Goal - What follows is a set of records, each of which is to be written out exactly.

*** Material to process ***

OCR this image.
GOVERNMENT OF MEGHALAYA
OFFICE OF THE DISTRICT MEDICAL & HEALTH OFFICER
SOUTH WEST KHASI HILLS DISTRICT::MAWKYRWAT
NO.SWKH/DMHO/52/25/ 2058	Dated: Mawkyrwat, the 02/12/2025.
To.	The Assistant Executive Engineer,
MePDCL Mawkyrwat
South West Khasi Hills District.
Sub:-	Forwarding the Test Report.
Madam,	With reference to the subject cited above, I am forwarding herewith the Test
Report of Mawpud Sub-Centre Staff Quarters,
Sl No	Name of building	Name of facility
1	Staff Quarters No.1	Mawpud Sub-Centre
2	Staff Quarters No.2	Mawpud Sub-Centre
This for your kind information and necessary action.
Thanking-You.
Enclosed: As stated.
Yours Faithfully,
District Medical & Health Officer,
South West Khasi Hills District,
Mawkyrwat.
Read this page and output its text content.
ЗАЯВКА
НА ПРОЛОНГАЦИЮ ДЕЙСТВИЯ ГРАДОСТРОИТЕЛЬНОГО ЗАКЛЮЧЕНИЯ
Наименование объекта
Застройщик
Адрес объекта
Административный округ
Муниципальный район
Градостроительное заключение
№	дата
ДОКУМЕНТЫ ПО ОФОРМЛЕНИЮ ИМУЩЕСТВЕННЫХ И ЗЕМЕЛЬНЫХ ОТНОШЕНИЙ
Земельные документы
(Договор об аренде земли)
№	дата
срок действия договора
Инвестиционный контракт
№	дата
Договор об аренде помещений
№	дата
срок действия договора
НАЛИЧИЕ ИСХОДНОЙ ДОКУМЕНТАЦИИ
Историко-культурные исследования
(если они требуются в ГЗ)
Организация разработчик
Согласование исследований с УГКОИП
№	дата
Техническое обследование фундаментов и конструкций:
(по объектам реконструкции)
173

***

Expected answer -
OCR this image.
GOVERNMENT OF MEGHALAYA
OFFICE OF THE DISTRICT MEDICAL & HEALTH OFFICER
SOUTH WEST KHASI HILLS DISTRICT::MAWKYRWAT
NO.SWKH/DMHO/52/25/ 2058	Dated: Mawkyrwat, the 02/12/2025.
To.	The Assistant Executive Engineer,
MePDCL Mawkyrwat
South West Khasi Hills District.
Sub:-	Forwarding the Test Report.
Madam,	With reference to the subject cited above, I am forwarding herewith the Test
Report of Mawpud Sub-Centre Staff Quarters,
Sl No	Name of building	Name of facility
1	Staff Quarters No.1	Mawpud Sub-Centre
2	Staff Quarters No.2	Mawpud Sub-Centre
This for your kind information and necessary action.
Thanking-You.
Enclosed: As stated.
Yours Faithfully,
District Medical & Health Officer,
South West Khasi Hills District,
Mawkyrwat.
Read this page and output its text content.
ЗАЯВКА
НА ПРОЛОНГАЦИЮ ДЕЙСТВИЯ ГРАДОСТРОИТЕЛЬНОГО ЗАКЛЮЧЕНИЯ
Наименование объекта
Застройщик
Адрес объекта
Административный округ
Муниципальный район
Градостроительное заключение
№	дата
ДОКУМЕНТЫ ПО ОФОРМЛЕНИЮ ИМУЩЕСТВЕННЫХ И ЗЕМЕЛЬНЫХ ОТНОШЕНИЙ
Земельные документы
(Договор об аренде земли)
№	дата
срок действия договора
Инвестиционный контракт
№	дата
Договор об аренде помещений
№	дата
срок действия договора
НАЛИЧИЕ ИСХОДНОЙ ДОКУМЕНТАЦИИ
Историко-культурные исследования
(если они требуются в ГЗ)
Организация разработчик
Согласование исследований с УГКОИП
№	дата
Техническое обследование фундаментов и конструкций:
(по объектам реконструкции)
173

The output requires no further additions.